* start RECORDS SUPPLIED *

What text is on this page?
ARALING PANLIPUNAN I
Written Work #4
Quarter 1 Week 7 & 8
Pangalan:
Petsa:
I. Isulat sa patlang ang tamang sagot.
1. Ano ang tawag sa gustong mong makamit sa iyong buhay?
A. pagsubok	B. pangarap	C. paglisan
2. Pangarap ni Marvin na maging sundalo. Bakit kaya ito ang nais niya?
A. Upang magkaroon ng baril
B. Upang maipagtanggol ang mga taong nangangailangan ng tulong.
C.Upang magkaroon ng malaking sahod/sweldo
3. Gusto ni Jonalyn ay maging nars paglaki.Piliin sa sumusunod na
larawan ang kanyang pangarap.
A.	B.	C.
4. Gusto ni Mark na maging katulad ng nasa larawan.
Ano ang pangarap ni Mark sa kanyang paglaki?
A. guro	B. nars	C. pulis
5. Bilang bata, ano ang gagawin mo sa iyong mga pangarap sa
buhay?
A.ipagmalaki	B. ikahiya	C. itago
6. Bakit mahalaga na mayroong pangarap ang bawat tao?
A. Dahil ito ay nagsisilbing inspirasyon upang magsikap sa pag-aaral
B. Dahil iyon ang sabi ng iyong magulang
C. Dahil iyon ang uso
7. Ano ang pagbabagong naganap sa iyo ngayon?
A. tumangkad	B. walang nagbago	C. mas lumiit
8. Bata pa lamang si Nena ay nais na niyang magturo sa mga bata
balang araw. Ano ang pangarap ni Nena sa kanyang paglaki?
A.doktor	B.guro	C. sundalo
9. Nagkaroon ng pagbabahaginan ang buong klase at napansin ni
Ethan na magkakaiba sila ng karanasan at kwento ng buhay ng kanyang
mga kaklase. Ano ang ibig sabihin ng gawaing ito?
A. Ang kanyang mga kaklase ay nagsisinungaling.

* end RECORDS SUPPLIED *

> _WHAT YOU ARE ASKED TO DO_
Copy every line of the records word for word.

> _EXERCISE OUTPUT_
What text is on this page?
ARALING PANLIPUNAN I
Written Work #4
Quarter 1 Week 7 & 8
Pangalan:
Petsa:
I. Isulat sa patlang ang tamang sagot.
1. Ano ang tawag sa gustong mong makamit sa iyong buhay?
A. pagsubok	B. pangarap	C. paglisan
2. Pangarap ni Marvin na maging sundalo. Bakit kaya ito ang nais niya?
A. Upang magkaroon ng baril
B. Upang maipagtanggol ang mga taong nangangailangan ng tulong.
C.Upang magkaroon ng malaking sahod/sweldo
3. Gusto ni Jonalyn ay maging nars paglaki.Piliin sa sumusunod na
larawan ang kanyang pangarap.
A.	B.	C.
4. Gusto ni Mark na maging katulad ng nasa larawan.
Ano ang pangarap ni Mark sa kanyang paglaki?
A. guro	B. nars	C. pulis
5. Bilang bata, ano ang gagawin mo sa iyong mga pangarap sa
buhay?
A.ipagmalaki	B. ikahiya	C. itago
6. Bakit mahalaga na mayroong pangarap ang bawat tao?
A. Dahil ito ay nagsisilbing inspirasyon upang magsikap sa pag-aaral
B. Dahil iyon ang sabi ng iyong magulang
C. Dahil iyon ang uso
7. Ano ang pagbabagong naganap sa iyo ngayon?
A. tumangkad	B. walang nagbago	C. mas lumiit
8. Bata pa lamang si Nena ay nais na niyang magturo sa mga bata
balang araw. Ano ang pangarap ni Nena sa kanyang paglaki?
A.doktor	B.guro	C. sundalo
9. Nagkaroon ng pagbabahaginan ang buong klase at napansin ni
Ethan na magkakaiba sila ng karanasan at kwento ng buhay ng kanyang
mga kaklase. Ano ang ibig sabihin ng gawaing ito?
A. Ang kanyang mga kaklase ay nagsisinungaling.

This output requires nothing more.